▸ **Directions**: Scan the records below for lines with the word "complement", then state how many you find and nothing else.
----------
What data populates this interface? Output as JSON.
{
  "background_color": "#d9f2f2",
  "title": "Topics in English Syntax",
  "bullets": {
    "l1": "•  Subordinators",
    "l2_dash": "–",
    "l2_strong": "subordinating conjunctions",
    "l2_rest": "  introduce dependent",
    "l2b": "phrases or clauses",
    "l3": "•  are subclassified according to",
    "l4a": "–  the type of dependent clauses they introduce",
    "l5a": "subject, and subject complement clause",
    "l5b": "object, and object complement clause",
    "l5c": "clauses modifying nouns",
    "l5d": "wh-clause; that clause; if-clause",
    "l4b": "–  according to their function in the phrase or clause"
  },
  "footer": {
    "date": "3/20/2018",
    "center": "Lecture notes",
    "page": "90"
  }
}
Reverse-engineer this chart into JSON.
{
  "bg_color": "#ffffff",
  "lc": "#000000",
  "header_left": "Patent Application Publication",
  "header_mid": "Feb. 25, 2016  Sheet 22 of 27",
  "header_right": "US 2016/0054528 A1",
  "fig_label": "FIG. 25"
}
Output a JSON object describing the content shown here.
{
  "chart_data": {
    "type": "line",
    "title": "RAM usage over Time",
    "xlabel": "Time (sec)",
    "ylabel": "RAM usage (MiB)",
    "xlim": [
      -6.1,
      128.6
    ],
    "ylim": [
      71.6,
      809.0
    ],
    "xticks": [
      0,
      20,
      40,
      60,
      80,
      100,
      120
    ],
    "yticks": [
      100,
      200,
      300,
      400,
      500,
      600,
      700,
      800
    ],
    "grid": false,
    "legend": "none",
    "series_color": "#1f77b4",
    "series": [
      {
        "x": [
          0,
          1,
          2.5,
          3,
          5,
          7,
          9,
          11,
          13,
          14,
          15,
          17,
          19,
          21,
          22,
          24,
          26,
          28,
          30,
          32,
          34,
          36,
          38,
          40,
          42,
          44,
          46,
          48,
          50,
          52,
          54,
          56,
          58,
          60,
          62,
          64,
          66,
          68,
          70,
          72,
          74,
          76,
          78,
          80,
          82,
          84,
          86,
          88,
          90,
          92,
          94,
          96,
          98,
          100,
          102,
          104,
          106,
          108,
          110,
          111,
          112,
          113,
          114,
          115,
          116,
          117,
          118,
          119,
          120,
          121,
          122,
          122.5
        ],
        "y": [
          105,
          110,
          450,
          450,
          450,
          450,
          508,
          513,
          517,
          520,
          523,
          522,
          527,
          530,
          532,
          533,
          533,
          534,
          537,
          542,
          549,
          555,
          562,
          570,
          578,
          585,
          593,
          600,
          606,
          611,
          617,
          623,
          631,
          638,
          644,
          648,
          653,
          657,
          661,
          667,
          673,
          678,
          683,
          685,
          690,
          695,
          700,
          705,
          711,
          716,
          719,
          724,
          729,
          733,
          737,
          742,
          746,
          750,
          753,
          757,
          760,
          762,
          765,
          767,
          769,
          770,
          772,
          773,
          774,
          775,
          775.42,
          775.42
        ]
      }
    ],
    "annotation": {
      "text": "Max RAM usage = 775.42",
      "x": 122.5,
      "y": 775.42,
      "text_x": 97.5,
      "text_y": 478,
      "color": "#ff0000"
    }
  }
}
----------
▸ **Problem solution**: 2